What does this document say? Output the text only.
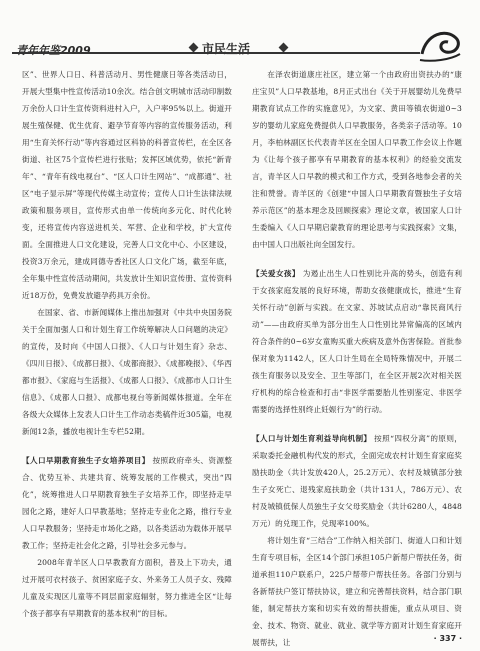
青年年鉴2009	市民生活

区”、世界人口日、科普活动月、男性健康日等各类活动日，开展大型集中性宣传活动10余次。结合创文明城市活动印制数万余份人口计生宣传资料进村入户，入户率95%以上。街道开展生殖保健、优生优育、避孕节育等内容的宣传服务活动，利用“生育关怀行动”等内容通过区科协的科普宣传栏，在全区各街道、社区75个宣传栏进行张贴；发挥区域优势，依托“新青年”、“青年有线电视台”、“区人口计生网站”、“成都通”、社区“电子显示屏”等现代传媒主动宣传；宣传人口计生法律法规政策和服务项目，宣传形式由单一传统向多元化、时代化转变，还将宣传内容送进机关、军营、企业和学校，扩大宣传面。全面推进人口文化建设，完善人口文化中心、小区建设，投资3万余元，建成同德寺香社区人口文化广场，截至年底，全年集中性宣传活动期间，共发放计生知识宣传册、宣传资料近18万份，免费发放避孕药具万余份。

在国家、省、市新闻媒体上推出加强对《中共中央国务院关于全面加强人口和计划生育工作统筹解决人口问题的决定》的宣传，及时向《中国人口报》、《人口与计划生育》杂志、《四川日报》、《成都日报》、《成都商报》、《成都晚报》、《华西都市报》、《家庭与生活报》、《成都人口报》、《成都市人口计生信息》、《成都人口报》、成都电视台等新闻媒体报道。全年在各级大众媒体上发表人口计生工作动态类稿件近305篇，电视新闻12条，播放电视计生专栏52期。

【人口早期教育独生子女培养项目】 按照政府牵头、资源整合、优势互补、共建共育、统筹发展的工作模式，突出“四化”，统筹推进人口早期教育独生子女培养工作，即坚持走早园化之路，建好人口早教基地；坚持走专业化之路，推行专业人口早教服务；坚持走市场化之路，以各类活动为载体开展早教工作；坚持走社会化之路，引导社会多元参与。

2008年青羊区人口早教教育方面积，普及上下功夫，通过开展可衣村孩子、贫困家庭子女、外来务工人员子女、残障儿童及实现区儿童等不同层面家庭辐射，努力推进全区“让每个孩子都享有早期教育的基本权利”的目标。

在泽农街道康庄社区，建立第一个由政府出资扶办的“康庄宝贝”人口早教基地，8月正式出台《关于开展婴幼儿免费早期教育试点工作的实施意见》，为文家、黄田等镇农街道0~3岁的婴幼儿家庭免费提供人口早教服务，各类亲子活动等。10月，李柏林副区长代表青羊区在全国人口早教工作会议上作题为《让每个孩子都享有早期教育的基本权利》的经验交流发言，青羊区人口早教的模式和工作方式，受到各地参会者的关注和赞誉。青羊区的《创建“中国人口早期教育暨独生子女培养示范区”的基本理念及回顾探索》理论文章，被国家人口计生委编入《人口早期启蒙教育的理论思考与实践探索》文集，由中国人口出版社向全国发行。

【关爱女孩】 为遏止出生人口性别比升高的势头，创造有利于女孩家庭发展的良好环境，帮助女孩健康成长，推进“生育关怀行动”创新与实践。在文家、苏坡试点启动“靠民商风行动”——由政府买单为部分出生人口性别比异常偏高的区域内符合条件的0~6岁女童购买重大疾病及意外伤害保险。首批参保对象为1142人，区人口计生局在全局特殊情况中，开展二孩生育服务以及安全、卫生等部门，在全区开展2次对相关医疗机构的综合检查和打击“非医学需要胎儿性别鉴定、非医学需要的选择性别终止妊娠行为”的行动。

【人口与计划生育利益导向机制】 按照“四权分离”的原则，采取委托金融机构代发的形式，全面完成农村计划生育家庭奖励扶助金（共计发放420人，25.2万元）、农村及城镇部分独生子女死亡、退残家庭扶助金（共计131人，786万元）、农村及城镇低保人员独生子女父母奖励金（共计6280人，4848万元）的兑现工作，兑现率100%。

将计划生育“三结合”工作纳入相关部门、街道人口和计划生育专项目标，全区14个部门承担105户新帮户帮扶任务，街道承担110户联系户，225户帮带户帮扶任务。各部门分别与各新帮扶户签订帮扶协议，建立和完善帮扶资料，结合部门职能，制定帮扶方案和切实有效的帮扶措施，重点从项目、资金、技术、物资、就业、就业、就学等方面对计划生育家庭开展帮扶，让	· 337 ·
********************
_TASK STATEMENT_
For the listing above, identify each line bearing "生育关怀行动".

_FINISHED ANSWER_
区”、世界人口日、科普活动月、男性健康日等各类活动日，开展大型集中性宣传活动10余次。结合创文明城市活动印制数万余份人口计生宣传资料进村入户，入户率95%以上。街道开展生殖保健、优生优育、避孕节育等内容的宣传服务活动，利用“生育关怀行动”等内容通过区科协的科普宣传栏，在全区各街道、社区75个宣传栏进行张贴；发挥区域优势，依托“新青年”、“青年有线电视台”、“区人口计生网站”、“成都通”、社区“电子显示屏”等现代传媒主动宣传；宣传人口计生法律法规政策和服务项目，宣传形式由单一传统向多元化、时代化转变，还将宣传内容送进机关、军营、企业和学校，扩大宣传面。全面推进人口文化建设，完善人口文化中心、小区建设，投资3万余元，建成同德寺香社区人口文化广场，截至年底，全年集中性宣传活动期间，共发放计生知识宣传册、宣传资料近18万份，免费发放避孕药具万余份。
【关爱女孩】 为遏止出生人口性别比升高的势头，创造有利于女孩家庭发展的良好环境，帮助女孩健康成长，推进“生育关怀行动”创新与实践。在文家、苏坡试点启动“靠民商风行动”——由政府买单为部分出生人口性别比异常偏高的区域内符合条件的0~6岁女童购买重大疾病及意外伤害保险。首批参保对象为1142人，区人口计生局在全局特殊情况中，开展二孩生育服务以及安全、卫生等部门，在全区开展2次对相关医疗机构的综合检查和打击“非医学需要胎儿性别鉴定、非医学需要的选择性别终止妊娠行为”的行动。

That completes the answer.